╔══

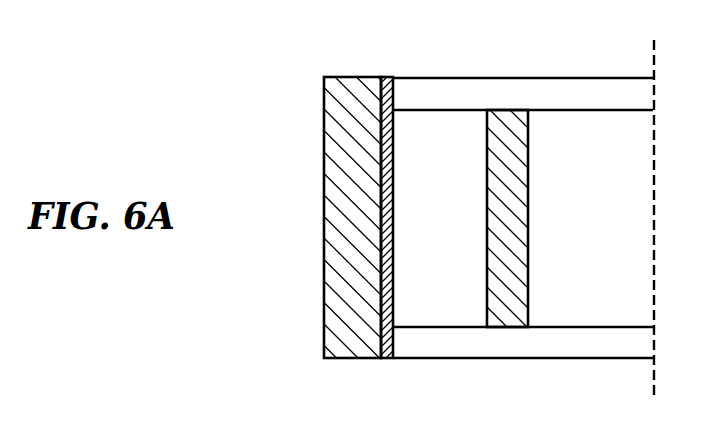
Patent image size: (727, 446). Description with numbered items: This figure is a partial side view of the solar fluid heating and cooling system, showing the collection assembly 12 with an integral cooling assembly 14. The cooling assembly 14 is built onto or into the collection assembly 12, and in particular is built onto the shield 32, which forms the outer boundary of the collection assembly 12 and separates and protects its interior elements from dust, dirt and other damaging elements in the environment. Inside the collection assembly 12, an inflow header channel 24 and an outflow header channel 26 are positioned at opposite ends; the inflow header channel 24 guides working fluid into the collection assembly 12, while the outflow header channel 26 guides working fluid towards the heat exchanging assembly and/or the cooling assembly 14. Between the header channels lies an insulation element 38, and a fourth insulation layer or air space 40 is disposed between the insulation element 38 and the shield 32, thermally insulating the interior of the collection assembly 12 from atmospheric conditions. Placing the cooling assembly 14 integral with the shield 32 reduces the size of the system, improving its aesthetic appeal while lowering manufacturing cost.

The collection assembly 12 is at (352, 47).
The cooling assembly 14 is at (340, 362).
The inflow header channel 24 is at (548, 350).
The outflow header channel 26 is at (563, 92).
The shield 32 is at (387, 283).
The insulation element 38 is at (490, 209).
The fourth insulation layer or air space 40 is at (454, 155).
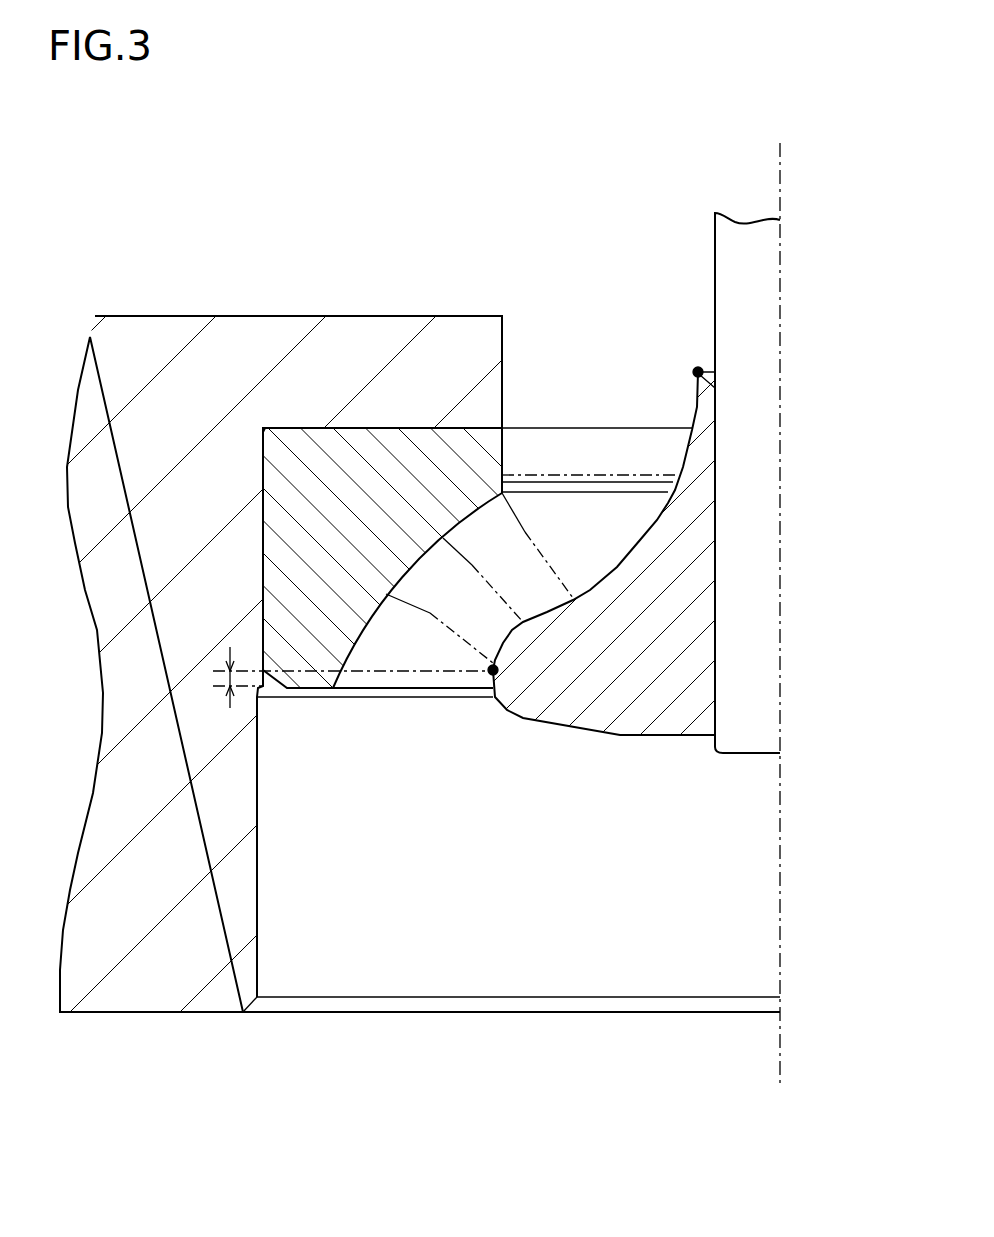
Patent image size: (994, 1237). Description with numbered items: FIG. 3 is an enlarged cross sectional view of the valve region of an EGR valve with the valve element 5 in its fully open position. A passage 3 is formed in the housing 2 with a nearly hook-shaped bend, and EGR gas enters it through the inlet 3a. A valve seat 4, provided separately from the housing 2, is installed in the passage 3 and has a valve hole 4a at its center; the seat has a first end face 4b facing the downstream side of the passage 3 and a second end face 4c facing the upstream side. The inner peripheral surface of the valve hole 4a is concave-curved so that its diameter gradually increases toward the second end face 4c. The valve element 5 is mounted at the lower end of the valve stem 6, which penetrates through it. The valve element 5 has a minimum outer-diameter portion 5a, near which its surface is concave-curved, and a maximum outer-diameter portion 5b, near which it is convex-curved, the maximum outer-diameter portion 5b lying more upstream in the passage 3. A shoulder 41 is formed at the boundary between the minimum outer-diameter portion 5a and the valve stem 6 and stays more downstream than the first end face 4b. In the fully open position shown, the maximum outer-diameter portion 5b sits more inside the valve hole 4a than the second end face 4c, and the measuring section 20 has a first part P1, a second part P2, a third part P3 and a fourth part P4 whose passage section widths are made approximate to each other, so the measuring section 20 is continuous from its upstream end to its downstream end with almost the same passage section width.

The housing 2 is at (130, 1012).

╚══

Reproduce every line of the two items above verbatim, and leave the pictures out.

_FULL SOLUTION_
Patent image size: (727, 446). Description with numbered items: This figure is a partial side view of the solar fluid heating and cooling system, showing the collection assembly 12 with an integral cooling assembly 14. The cooling assembly 14 is built onto or into the collection assembly 12, and in particular is built onto the shield 32, which forms the outer boundary of the collection assembly 12 and separates and protects its interior elements from dust, dirt and other damaging elements in the environment. Inside the collection assembly 12, an inflow header channel 24 and an outflow header channel 26 are positioned at opposite ends; the inflow header channel 24 guides working fluid into the collection assembly 12, while the outflow header channel 26 guides working fluid towards the heat exchanging assembly and/or the cooling assembly 14. Between the header channels lies an insulation element 38, and a fourth insulation layer or air space 40 is disposed between the insulation element 38 and the shield 32, thermally insulating the interior of the collection assembly 12 from atmospheric conditions. Placing the cooling assembly 14 integral with the shield 32 reduces the size of the system, improving its aesthetic appeal while lowering manufacturing cost.

The collection assembly 12 is at (352, 47).
The cooling assembly 14 is at (340, 362).
The inflow header channel 24 is at (548, 350).
The outflow header channel 26 is at (563, 92).
The shield 32 is at (387, 283).
The insulation element 38 is at (490, 209).
The fourth insulation layer or air space 40 is at (454, 155).
Patent image size: (994, 1237). Description with numbered items: FIG. 3 is an enlarged cross sectional view of the valve region of an EGR valve with the valve element 5 in its fully open position. A passage 3 is formed in the housing 2 with a nearly hook-shaped bend, and EGR gas enters it through the inlet 3a. A valve seat 4, provided separately from the housing 2, is installed in the passage 3 and has a valve hole 4a at its center; the seat has a first end face 4b facing the downstream side of the passage 3 and a second end face 4c facing the upstream side. The inner peripheral surface of the valve hole 4a is concave-curved so that its diameter gradually increases toward the second end face 4c. The valve element 5 is mounted at the lower end of the valve stem 6, which penetrates through it. The valve element 5 has a minimum outer-diameter portion 5a, near which its surface is concave-curved, and a maximum outer-diameter portion 5b, near which it is convex-curved, the maximum outer-diameter portion 5b lying more upstream in the passage 3. A shoulder 41 is formed at the boundary between the minimum outer-diameter portion 5a and the valve stem 6 and stays more downstream than the first end face 4b. In the fully open position shown, the maximum outer-diameter portion 5b sits more inside the valve hole 4a than the second end face 4c, and the measuring section 20 has a first part P1, a second part P2, a third part P3 and a fourth part P4 whose passage section widths are made approximate to each other, so the measuring section 20 is continuous from its upstream end to its downstream end with almost the same passage section width.

The housing 2 is at (130, 1012).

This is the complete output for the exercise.